**What you will do**.
1. In the text on community and connection, what is the stated mission of The Road Less Traveled?
2. Reproduce word for word the part of the text on community and connection that opens with the words containing "The communities in" and closes with "positive community development.".

**Text for analysis**.
Segment Open

COMMUNITY AND CONNECTION

 

Teen travel and service trips that give your child a community.

The mission of The Road Less Traveled is to facilitate life-changing experiences that foster personal growth in those who travel with us. Ultimately, we hope that the young people who join us on an RLT trip will have the chance to develop the skills they need to help make the world a better place. One component of the growth our travelers experience is learning what it means to be a positive, contributing member of a community.

The RLT experience is, by its very nature, a collective experience. Community is built into everything we do. Our travelers are a part of and contribute to a larger group with shared goals and linked outcomes. We plan, cook, and eat meals together. We work together on service projects. We struggle through difficult adventure activities, and we support each other through those struggles. We do pretty much everything together.

The communities in which we live are not only defined by their members, but also help us define who we are as individuals. Our goals are often a product of the normative frameworks that our communities give us. Our communities help us celebrate success and overcome setbacks. Community provides us with a network that makes us resilient to adversity. The importance of strong community in our lives is why we are committed to helping those who travel with us develop skills that they can take back home to their communities to apply to the pursuit of positive community development.

Segment Closed

**Data records**.
Segment Open

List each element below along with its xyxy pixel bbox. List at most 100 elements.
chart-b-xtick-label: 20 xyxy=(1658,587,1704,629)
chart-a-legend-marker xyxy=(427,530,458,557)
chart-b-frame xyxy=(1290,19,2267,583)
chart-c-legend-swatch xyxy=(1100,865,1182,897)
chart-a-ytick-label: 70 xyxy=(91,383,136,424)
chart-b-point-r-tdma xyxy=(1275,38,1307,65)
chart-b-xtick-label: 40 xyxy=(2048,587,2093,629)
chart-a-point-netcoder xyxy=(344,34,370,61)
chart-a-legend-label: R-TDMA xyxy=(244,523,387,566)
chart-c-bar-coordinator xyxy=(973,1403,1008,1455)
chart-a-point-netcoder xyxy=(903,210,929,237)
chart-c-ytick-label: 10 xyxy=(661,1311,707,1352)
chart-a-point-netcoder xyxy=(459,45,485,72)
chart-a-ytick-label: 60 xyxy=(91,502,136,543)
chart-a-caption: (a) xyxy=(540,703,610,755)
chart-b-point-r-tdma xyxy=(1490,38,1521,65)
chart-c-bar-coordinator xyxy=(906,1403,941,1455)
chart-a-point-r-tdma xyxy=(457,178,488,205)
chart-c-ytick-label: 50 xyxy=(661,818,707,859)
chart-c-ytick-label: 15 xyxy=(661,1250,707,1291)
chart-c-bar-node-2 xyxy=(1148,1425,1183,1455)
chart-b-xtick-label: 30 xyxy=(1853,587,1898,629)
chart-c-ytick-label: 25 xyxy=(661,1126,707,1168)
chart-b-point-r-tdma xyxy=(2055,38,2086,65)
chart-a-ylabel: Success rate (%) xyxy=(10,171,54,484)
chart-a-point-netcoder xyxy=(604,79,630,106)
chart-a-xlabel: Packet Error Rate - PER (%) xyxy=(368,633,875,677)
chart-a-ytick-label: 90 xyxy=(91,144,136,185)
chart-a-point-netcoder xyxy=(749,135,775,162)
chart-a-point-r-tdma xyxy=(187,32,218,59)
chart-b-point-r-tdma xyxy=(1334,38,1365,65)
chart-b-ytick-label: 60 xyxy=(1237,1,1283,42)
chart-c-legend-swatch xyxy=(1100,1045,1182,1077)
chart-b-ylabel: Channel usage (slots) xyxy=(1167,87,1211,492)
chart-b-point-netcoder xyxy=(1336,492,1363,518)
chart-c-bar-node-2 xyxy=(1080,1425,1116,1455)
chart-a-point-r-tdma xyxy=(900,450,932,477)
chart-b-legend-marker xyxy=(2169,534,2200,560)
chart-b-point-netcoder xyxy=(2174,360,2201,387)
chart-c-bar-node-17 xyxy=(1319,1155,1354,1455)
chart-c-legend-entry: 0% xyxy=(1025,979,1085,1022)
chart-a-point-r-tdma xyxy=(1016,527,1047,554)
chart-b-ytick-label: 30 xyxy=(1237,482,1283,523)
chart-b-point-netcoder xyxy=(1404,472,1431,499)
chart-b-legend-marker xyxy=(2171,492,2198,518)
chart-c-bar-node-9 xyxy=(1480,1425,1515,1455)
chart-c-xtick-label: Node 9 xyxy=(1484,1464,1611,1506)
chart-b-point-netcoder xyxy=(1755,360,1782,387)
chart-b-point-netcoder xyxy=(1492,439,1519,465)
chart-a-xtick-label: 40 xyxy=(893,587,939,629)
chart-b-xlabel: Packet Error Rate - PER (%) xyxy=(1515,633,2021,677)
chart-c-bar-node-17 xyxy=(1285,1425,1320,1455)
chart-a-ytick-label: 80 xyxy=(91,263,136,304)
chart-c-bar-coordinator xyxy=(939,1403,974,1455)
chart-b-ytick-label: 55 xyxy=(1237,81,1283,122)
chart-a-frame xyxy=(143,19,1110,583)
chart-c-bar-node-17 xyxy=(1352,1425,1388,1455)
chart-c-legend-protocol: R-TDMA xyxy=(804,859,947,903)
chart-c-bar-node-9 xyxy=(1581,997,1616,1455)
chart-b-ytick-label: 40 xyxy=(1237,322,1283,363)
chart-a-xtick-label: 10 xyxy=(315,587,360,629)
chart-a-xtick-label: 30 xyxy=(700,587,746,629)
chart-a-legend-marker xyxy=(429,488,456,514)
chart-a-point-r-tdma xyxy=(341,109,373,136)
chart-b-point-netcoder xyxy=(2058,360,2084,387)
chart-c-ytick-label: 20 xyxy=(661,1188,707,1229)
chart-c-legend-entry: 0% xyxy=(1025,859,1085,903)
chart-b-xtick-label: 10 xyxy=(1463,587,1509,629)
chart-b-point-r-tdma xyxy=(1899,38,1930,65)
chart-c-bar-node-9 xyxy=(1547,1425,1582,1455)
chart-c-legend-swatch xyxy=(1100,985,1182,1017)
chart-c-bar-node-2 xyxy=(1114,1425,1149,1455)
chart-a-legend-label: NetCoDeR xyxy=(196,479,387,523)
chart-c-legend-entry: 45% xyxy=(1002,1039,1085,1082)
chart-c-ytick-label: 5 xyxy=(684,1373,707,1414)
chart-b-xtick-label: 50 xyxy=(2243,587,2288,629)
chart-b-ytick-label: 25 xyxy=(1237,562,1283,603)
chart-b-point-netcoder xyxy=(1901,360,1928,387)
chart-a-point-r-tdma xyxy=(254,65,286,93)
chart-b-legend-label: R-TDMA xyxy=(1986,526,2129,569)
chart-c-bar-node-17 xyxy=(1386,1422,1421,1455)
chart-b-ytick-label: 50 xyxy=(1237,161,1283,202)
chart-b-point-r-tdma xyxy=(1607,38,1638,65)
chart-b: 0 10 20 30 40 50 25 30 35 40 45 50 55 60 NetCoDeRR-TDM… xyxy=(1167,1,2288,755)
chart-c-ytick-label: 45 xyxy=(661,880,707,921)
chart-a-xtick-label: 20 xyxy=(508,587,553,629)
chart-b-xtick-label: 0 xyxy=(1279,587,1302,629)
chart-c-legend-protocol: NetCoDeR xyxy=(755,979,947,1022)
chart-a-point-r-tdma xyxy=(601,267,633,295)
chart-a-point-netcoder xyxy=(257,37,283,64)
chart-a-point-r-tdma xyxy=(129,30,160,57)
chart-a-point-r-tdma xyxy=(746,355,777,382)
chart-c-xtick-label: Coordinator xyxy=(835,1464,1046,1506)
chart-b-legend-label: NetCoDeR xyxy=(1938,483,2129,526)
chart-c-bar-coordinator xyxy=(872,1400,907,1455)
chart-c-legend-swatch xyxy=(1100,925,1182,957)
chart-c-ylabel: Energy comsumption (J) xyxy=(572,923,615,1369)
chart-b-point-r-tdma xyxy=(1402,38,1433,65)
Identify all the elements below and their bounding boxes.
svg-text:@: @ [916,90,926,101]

Segment Closed

**Task-by-task answers**.
1. To facilitate life-changing experiences that foster personal growth in those who travel with them.

2.
The communities in which we live are not only defined by their members, but also help us define who we are as individuals. Our goals are often a product of the normative frameworks that our communities give us. Our communities help us celebrate success and overcome setbacks. Community provides us with a network that makes us resilient to adversity. The importance of strong community in our lives is why we are committed to helping those who travel with us develop skills that they can take back home to their communities to apply to the pursuit of positive community development.